***** Listing *****

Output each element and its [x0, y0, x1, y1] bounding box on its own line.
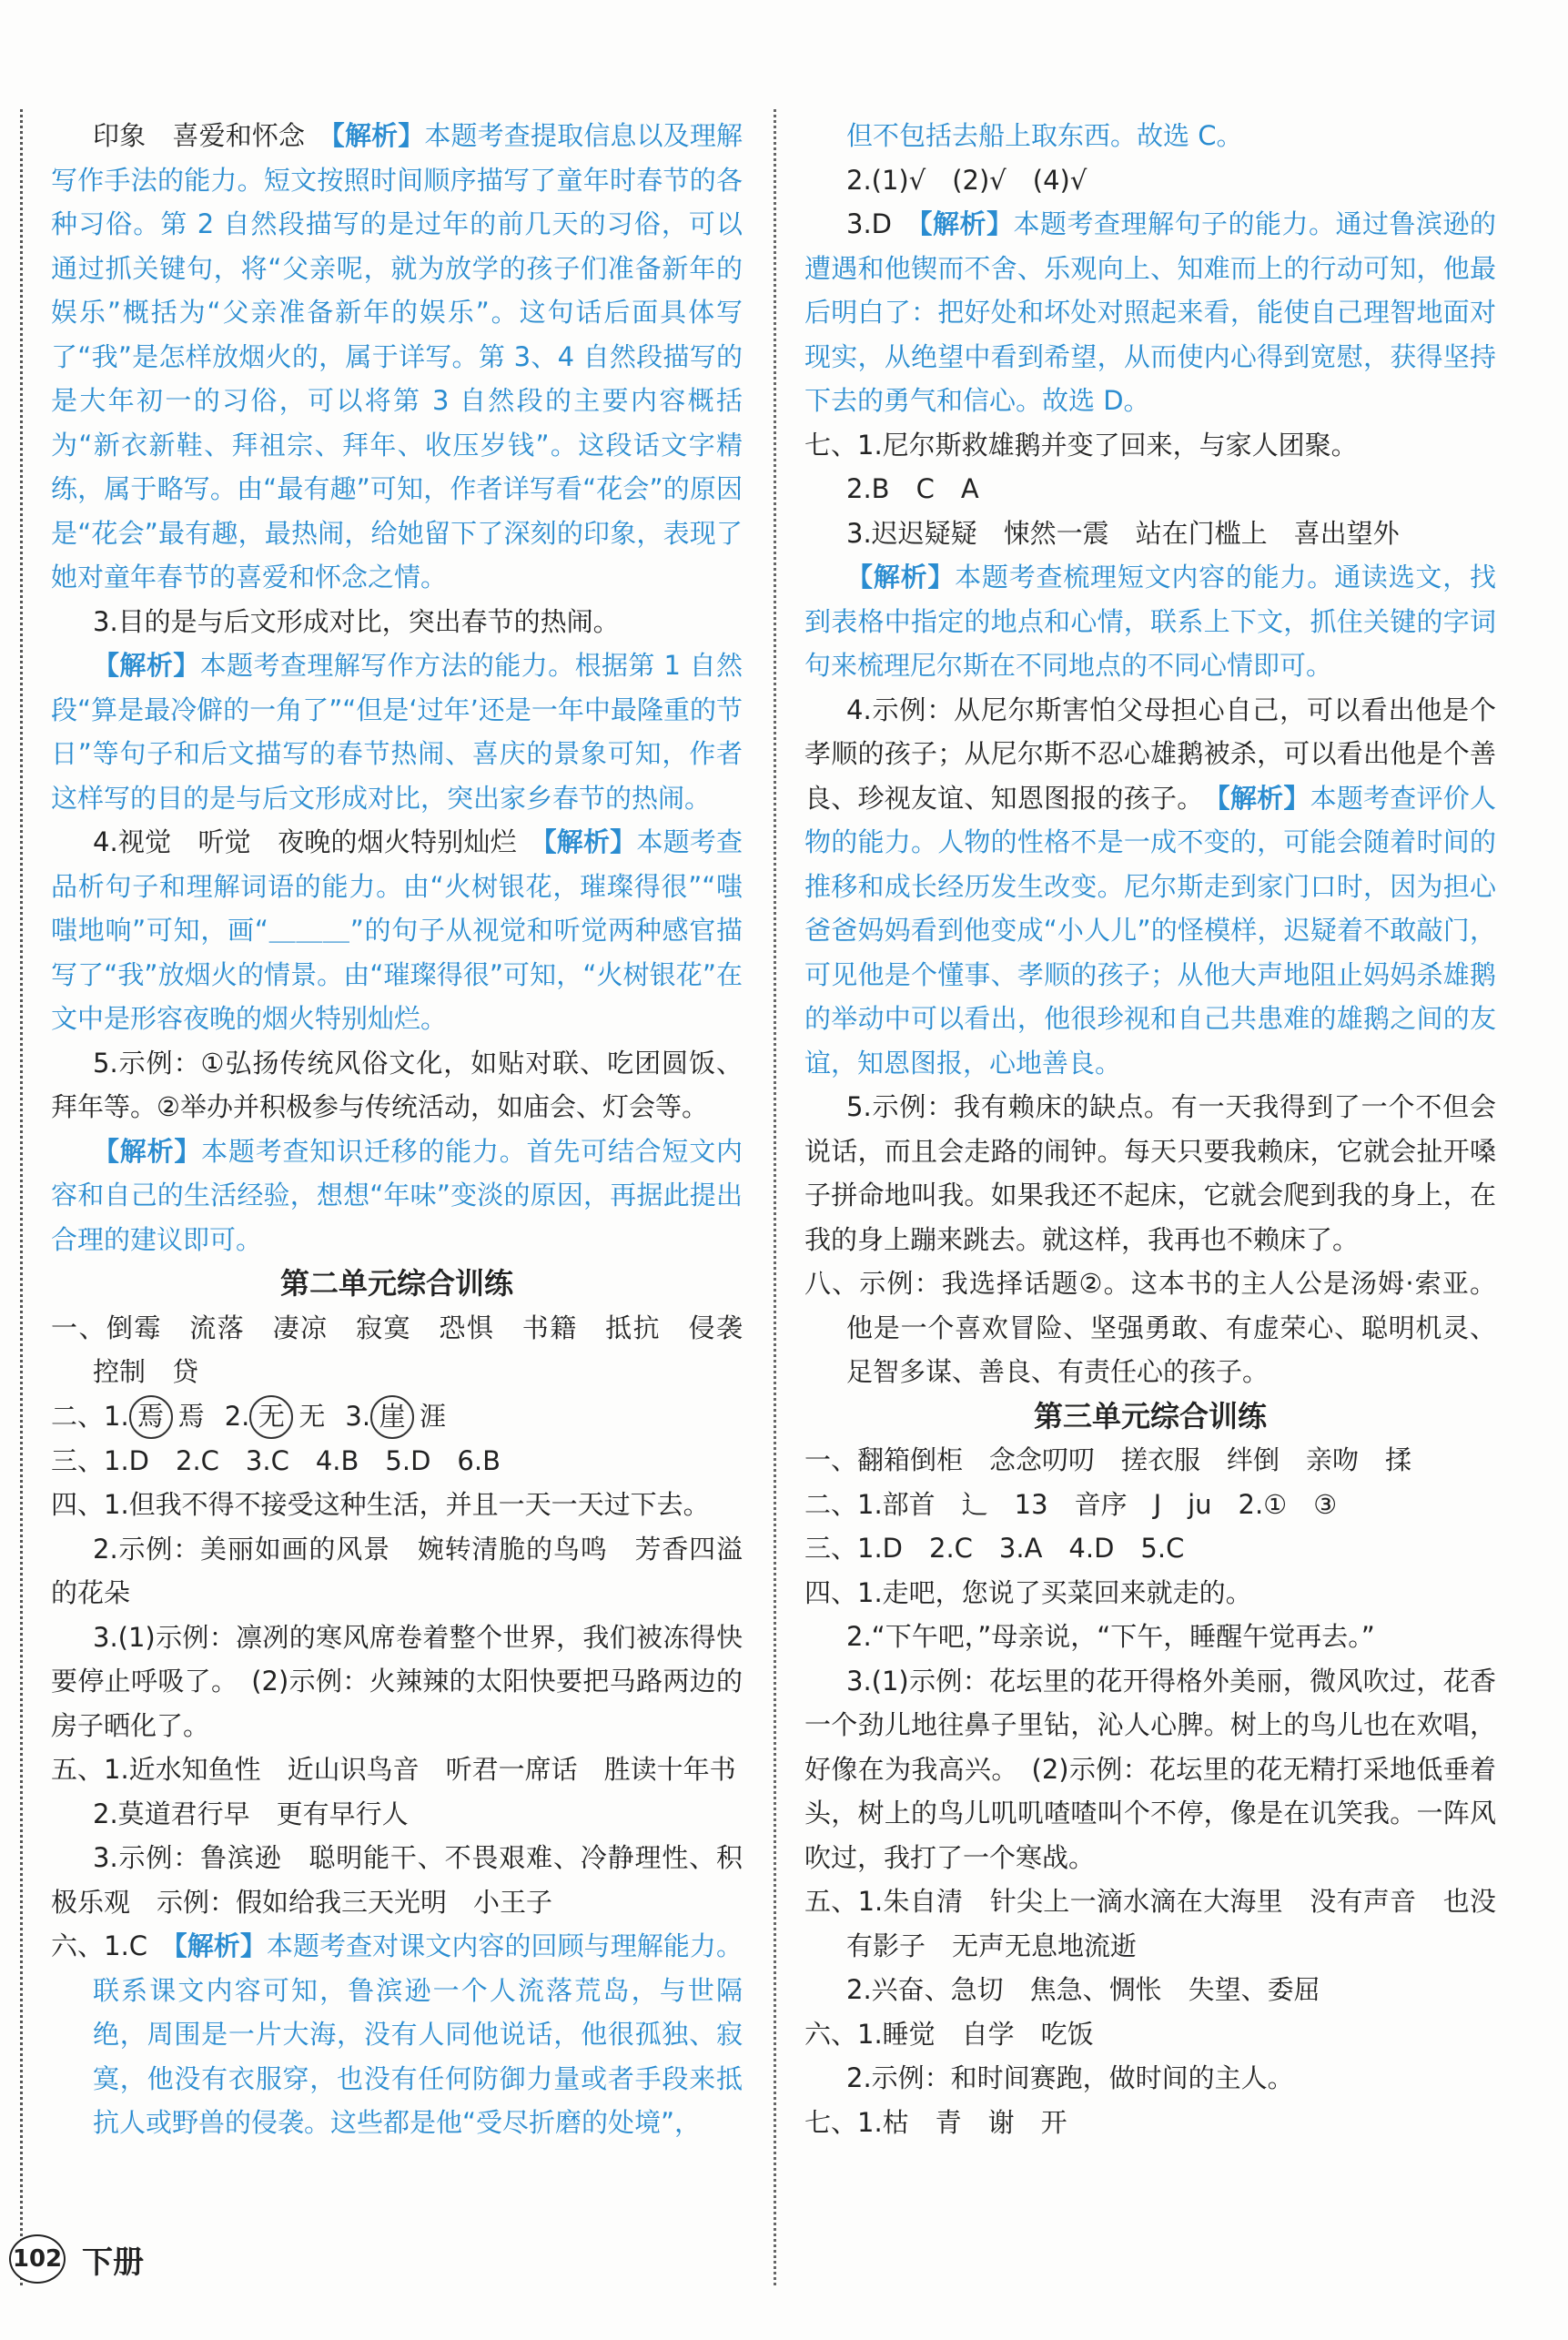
answer-text: 5.示例：我有赖床的缺点。有一天我得到了一个不但会说话，而且会走路的闹钟。每天只要我赖床，它就会扯开嗓子拼命地叫我。如果我还不起床，它就会爬到我的身上，在我的身上蹦来跳去。就这样，我再也不赖床了。	[804, 1091, 1496, 1255]
answer-paragraph	[804, 2101, 1496, 2145]
analysis-tag: 【解析】	[1217, 782, 1310, 814]
answer-prefix: 二、	[51, 1400, 105, 1432]
answer-paragraph	[804, 512, 1496, 556]
answer-paragraph	[51, 1527, 743, 1616]
answer-text: 5.示例：①弘扬传统风俗文化，如贴对联、吃团圆饭、拜年等。②举办并积极参与传统活动，如庙会、灯会等。	[51, 1047, 743, 1122]
analysis-tag: 【解析】	[93, 650, 200, 681]
answer-text: 八、示例：我选择话题②。这本书的主人公是汤姆·索亚。他是一个喜欢冒险、坚强勇敢、有虚荣心、聪明机灵、足智多谋、善良、有责任心的孩子。	[804, 1268, 1496, 1387]
answer-paragraph	[51, 1483, 743, 1527]
answer-character: 涯	[420, 1400, 447, 1432]
answer-text: 3.迟迟疑疑 悚然一震 站在门槛上 喜出望外	[846, 517, 1400, 549]
answer-paragraph	[51, 114, 743, 600]
analysis-text: 本题考查知识迁移的能力。首先可结合短文内容和自己的生活经验，想想“年味”变淡的原因，再据此提出合理的建议即可。	[51, 1135, 743, 1255]
answer-character: 无	[298, 1400, 326, 1432]
analysis-text: 本题考查提取信息以及理解写作手法的能力。短文按照时间顺序描写了童年时春节的各种习俗。第 2 自然段描写的是过年的前几天的习俗，可以通过抓关键句，将“父亲呢，就为放学的孩子们准备新年的娱乐”概括为“父亲准备新年的娱乐”。这句话后面具体写了“我”是怎样放烟火的，属于详写。第 3、4 自然段描写的是大年初一的习俗，可以将第 3 自然段的主要内容概括为“新衣新鞋、拜祖宗、拜年、收压岁钱”。这段话文字精练，属于略写。由“最有趣”可知，作者详写看“花会”的原因是“花会”最有趣，最热闹，给她留下了深刻的印象，表现了她对童年春节的喜爱和怀念之情。	[51, 120, 743, 593]
answer-text: 2.示例：美丽如画的风景 婉转清脆的鸟鸣 芳香四溢的花朵	[51, 1533, 743, 1608]
answer-paragraph	[51, 1439, 743, 1484]
answer-paragraph	[804, 1571, 1496, 1616]
answer-text: 2.兴奋、急切 焦急、惆怅 失望、委屈	[846, 1974, 1320, 2005]
answer-text: 2.“下午吧，”母亲说，“下午，睡醒午觉再去。”	[846, 1621, 1375, 1652]
answer-paragraph	[804, 1085, 1496, 1261]
answer-paragraph	[804, 1526, 1496, 1571]
analysis-tag: 【解析】	[331, 120, 425, 151]
answer-paragraph	[51, 820, 743, 1041]
answer-paragraph	[804, 2012, 1496, 2057]
answer-paragraph	[51, 1616, 743, 1748]
section-title: 第三单元综合训练	[1033, 1398, 1267, 1433]
answer-paragraph	[804, 1659, 1496, 1880]
answer-paragraph	[51, 1129, 743, 1262]
answer-text: 2.莫道君行早 更有早行人	[93, 1798, 409, 1829]
answer-paragraph	[804, 2056, 1496, 2101]
answer-number: 1.	[104, 1400, 129, 1432]
analysis-tag: 【解析】	[543, 826, 637, 857]
answer-text: 3.D	[846, 208, 919, 239]
page-footer	[9, 2234, 144, 2284]
answer-paragraph	[804, 1438, 1496, 1483]
answer-paragraph	[804, 1968, 1496, 2012]
answer-paragraph	[804, 1879, 1496, 1968]
left-margin-dotted-line	[20, 109, 23, 2285]
answer-number: 2.	[224, 1400, 250, 1432]
answer-paragraph	[804, 555, 1496, 688]
answer-paragraph	[804, 1261, 1496, 1394]
answer-text: 三、1.D 2.C 3.C 4.B 5.D 6.B	[51, 1444, 501, 1476]
answer-text: 七、1.枯 青 谢 开	[804, 2106, 1067, 2138]
answer-text: 3.(1)示例：凛冽的寒风席卷着整个世界，我们被冻得快要停止呼吸了。 (2)示例：火辣辣的太阳快要把马路两边的房子晒化了。	[51, 1621, 743, 1741]
answer-paragraph	[51, 1836, 743, 1924]
answer-paragraph	[51, 643, 743, 820]
answer-text: 3.示例：鲁滨逊 聪明能干、不畏艰难、冷静理性、积极乐观 示例：假如给我三天光明 小王子	[51, 1842, 743, 1918]
analysis-text: 但不包括去船上取东西。故选 C。	[846, 120, 1243, 151]
answer-character: 焉	[177, 1400, 205, 1432]
answer-text: 4.示例：从尼尔斯害怕父母担心自己，可以看出他是个孝顺的孩子；从尼尔斯不忍心雄鹅被杀，可以看出他是个善良、珍视友谊、知恩图报的孩子。	[804, 694, 1496, 814]
analysis-tag: 【解析】	[93, 1135, 202, 1167]
answer-text: 四、1.但我不得不接受这种生活，并且一天一天过下去。	[51, 1489, 710, 1520]
answer-text: 四、1.走吧，您说了买菜回来就走的。	[804, 1576, 1252, 1608]
column-divider	[774, 109, 776, 2285]
answer-number: 3.	[345, 1400, 371, 1432]
answer-paragraph	[51, 1792, 743, 1837]
answer-paragraph	[51, 600, 743, 644]
answer-text: 六、1.睡觉 自学 吃饭	[804, 2018, 1094, 2050]
answer-paragraph	[804, 1615, 1496, 1659]
answer-line-circled	[51, 1394, 743, 1439]
answer-text: 2.示例：和时间赛跑，做时间的主人。	[846, 2062, 1294, 2093]
answer-text: 七、1.尼尔斯救雄鹅并变了回来，与家人团聚。	[804, 429, 1358, 461]
analysis-text: 本题考查理解句子的能力。通过鲁滨逊的遭遇和他锲而不舍、乐观向上、知难而上的行动可知，他最后明白了：把好处和坏处对照起来看，能使自己理智地面对现实，从绝望中看到希望，从而使内心得到宽慰，获得坚持下去的勇气和信心。故选 D。	[804, 208, 1496, 416]
answer-paragraph	[804, 114, 1496, 158]
answer-text: 五、1.近水知鱼性 近山识鸟音 听君一席话 胜读十年书	[51, 1754, 736, 1785]
answer-text: 2.B C A	[846, 473, 979, 504]
answer-text: 2.(1)√ (2)√ (4)√	[846, 164, 1087, 196]
answer-paragraph	[804, 1483, 1496, 1527]
answer-text: 3.(1)示例：花坛里的花开得格外美丽，微风吹过，花香一个劲儿地往鼻子里钻，沁人心脾。树上的鸟儿也在欢唱，好像在为我高兴。 (2)示例：花坛里的花无精打采地低垂着头，树上的鸟儿叽叽喳喳叫个不停，像是在讥笑我。一阵风吹过，我打了一个寒战。	[804, 1665, 1496, 1873]
analysis-text: 本题考查对课文内容的回顾与理解能力。联系课文内容可知，鲁滨逊一个人流落荒岛，与世隔绝，周围是一片大海，没有人同他说话，他很孤独、寂寞，他没有衣服穿，也没有任何防御力量或者手段来抵抗人或野兽的侵袭。这些都是他“受尽折磨的处境”，	[93, 1930, 743, 2138]
answer-text: 印象 喜爱和怀念	[93, 120, 332, 151]
answer-paragraph	[51, 1747, 743, 1792]
answer-paragraph	[804, 688, 1496, 1086]
answer-text: 五、1.朱自清 针尖上一滴水滴在大海里 没有声音 也没有影子 无声无息地流逝	[804, 1886, 1496, 1961]
analysis-text: 本题考查理解写作方法的能力。根据第 1 自然段“算是最冷僻的一角了”“但是‘过年’还是一年中最隆重的节日”等句子和后文描写的春节热闹、喜庆的景象可知，作者这样写的目的是与后文形成对比，突出家乡春节的热闹。	[51, 650, 743, 814]
section-title: 第二单元综合训练	[279, 1266, 513, 1301]
analysis-tag: 【解析】	[919, 208, 1014, 239]
answer-paragraph	[804, 423, 1496, 468]
answer-paragraph	[51, 1041, 743, 1129]
analysis-tag: 【解析】	[174, 1930, 267, 1961]
circled-character: 崖	[370, 1395, 414, 1439]
answer-paragraph	[51, 1306, 770, 1394]
answer-paragraph	[804, 158, 1496, 203]
circled-character: 无	[249, 1395, 293, 1439]
page-number: 102	[9, 2234, 66, 2284]
right-column	[804, 114, 1496, 2144]
analysis-tag: 【解析】	[846, 562, 956, 593]
analysis-text: 本题考查品析句子和理解词语的能力。由“火树银花，璀璨得很”“嗤嗤地响”可知，画“＿＿＿”的句子从视觉和听觉两种感官描写了“我”放烟火的情景。由“璀璨得很”可知，“火树银花”在文中是形容夜晚的烟火特别灿烂。	[51, 826, 743, 1034]
volume-label: 下册	[82, 2244, 144, 2281]
answer-text: 二、1.部首 辶 13 音序 J ju 2.① ③	[804, 1488, 1338, 1520]
analysis-text: 本题考查评价人物的能力。人物的性格不是一成不变的，可能会随着时间的推移和成长经历发生改变。尼尔斯走到家门口时，因为担心爸爸妈妈看到他变成“小人儿”的怪模样，迟疑着不敢敲门，可见他是个懂事、孝顺的孩子；从他大声地阻止妈妈杀雄鹅的举动中可以看出，他很珍视和自己共患难的雄鹅之间的友谊，知恩图报，心地善良。	[804, 782, 1496, 1079]
analysis-text: 本题考查梳理短文内容的能力。通读选文，找到表格中指定的地点和心情，联系上下文，抓住关键的字词句来梳理尼尔斯在不同地点的不同心情即可。	[804, 562, 1496, 681]
answer-text: 六、1.C	[51, 1930, 175, 1961]
answer-text: 3.目的是与后文形成对比，突出春节的热闹。	[93, 605, 620, 637]
answer-paragraph	[51, 1924, 743, 2145]
answer-paragraph	[804, 202, 1496, 423]
answer-text: 三、1.D 2.C 3.A 4.D 5.C	[804, 1533, 1185, 1564]
left-column	[51, 114, 770, 2145]
answer-paragraph	[804, 467, 1496, 512]
circled-character: 焉	[129, 1395, 173, 1439]
answer-text: 一、倒霉 流落 凄凉 寂寞 恐惧 书籍 抵抗 侵袭 控制 贷	[51, 1312, 770, 1387]
answer-text: 一、翻箱倒柜 念念叨叨 搓衣服 绊倒 亲吻 揉	[804, 1444, 1412, 1475]
answer-text: 4.视觉 听觉 夜晚的烟火特别灿烂	[93, 826, 544, 857]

*****

- _Problem description_
Rename "analysis-tag" to "analysis-label" in the part of the listing that opens with the line containing "1091, 1496, 1255]" and closes with the line containing "208, 919, 239]". Write out only those lines again, leaving everything else in them unchanged.

- _Answer to this problem_
answer-text: 5.示例：我有赖床的缺点。有一天我得到了一个不但会说话，而且会走路的闹钟。每天只要我赖床，它就会扯开嗓子拼命地叫我。如果我还不起床，它就会爬到我的身上，在我的身上蹦来跳去。就这样，我再也不赖床了。	[804, 1091, 1496, 1255]
answer-paragraph	[804, 2101, 1496, 2145]
analysis-label: 【解析】	[1217, 782, 1310, 814]
answer-prefix: 二、	[51, 1400, 105, 1432]
answer-paragraph	[804, 512, 1496, 556]
answer-paragraph	[51, 1527, 743, 1616]
answer-text: 5.示例：①弘扬传统风俗文化，如贴对联、吃团圆饭、拜年等。②举办并积极参与传统活动，如庙会、灯会等。	[51, 1047, 743, 1122]
analysis-label: 【解析】	[93, 650, 200, 681]
answer-text: 八、示例：我选择话题②。这本书的主人公是汤姆·索亚。他是一个喜欢冒险、坚强勇敢、有虚荣心、聪明机灵、足智多谋、善良、有责任心的孩子。	[804, 1268, 1496, 1387]
answer-paragraph	[51, 1483, 743, 1527]
answer-character: 涯	[420, 1400, 447, 1432]
answer-text: 3.迟迟疑疑 悚然一震 站在门槛上 喜出望外	[846, 517, 1400, 549]
answer-paragraph	[51, 114, 743, 600]
analysis-text: 本题考查知识迁移的能力。首先可结合短文内容和自己的生活经验，想想“年味”变淡的原因，再据此提出合理的建议即可。	[51, 1135, 743, 1255]
answer-character: 无	[298, 1400, 326, 1432]
analysis-text: 本题考查提取信息以及理解写作手法的能力。短文按照时间顺序描写了童年时春节的各种习俗。第 2 自然段描写的是过年的前几天的习俗，可以通过抓关键句，将“父亲呢，就为放学的孩子们准备新年的娱乐”概括为“父亲准备新年的娱乐”。这句话后面具体写了“我”是怎样放烟火的，属于详写。第 3、4 自然段描写的是大年初一的习俗，可以将第 3 自然段的主要内容概括为“新衣新鞋、拜祖宗、拜年、收压岁钱”。这段话文字精练，属于略写。由“最有趣”可知，作者详写看“花会”的原因是“花会”最有趣，最热闹，给她留下了深刻的印象，表现了她对童年春节的喜爱和怀念之情。	[51, 120, 743, 593]
answer-text: 2.示例：美丽如画的风景 婉转清脆的鸟鸣 芳香四溢的花朵	[51, 1533, 743, 1608]
answer-paragraph	[51, 1439, 743, 1484]
answer-paragraph	[804, 1571, 1496, 1616]
answer-text: 2.兴奋、急切 焦急、惆怅 失望、委屈	[846, 1974, 1320, 2005]
answer-text: 2.“下午吧，”母亲说，“下午，睡醒午觉再去。”	[846, 1621, 1375, 1652]
answer-paragraph	[804, 1085, 1496, 1261]
answer-paragraph	[804, 1526, 1496, 1571]
analysis-label: 【解析】	[331, 120, 425, 151]
answer-paragraph	[51, 820, 743, 1041]
answer-paragraph	[804, 2012, 1496, 2057]
answer-paragraph	[51, 1616, 743, 1748]
section-title: 第三单元综合训练	[1033, 1398, 1267, 1433]
answer-paragraph	[804, 1659, 1496, 1880]
answer-paragraph	[51, 1129, 743, 1262]
answer-text: 2.莫道君行早 更有早行人	[93, 1798, 409, 1829]
answer-paragraph	[804, 2056, 1496, 2101]
answer-number: 1.	[104, 1400, 129, 1432]
analysis-label: 【解析】	[543, 826, 637, 857]
answer-text: 3.D	[846, 208, 919, 239]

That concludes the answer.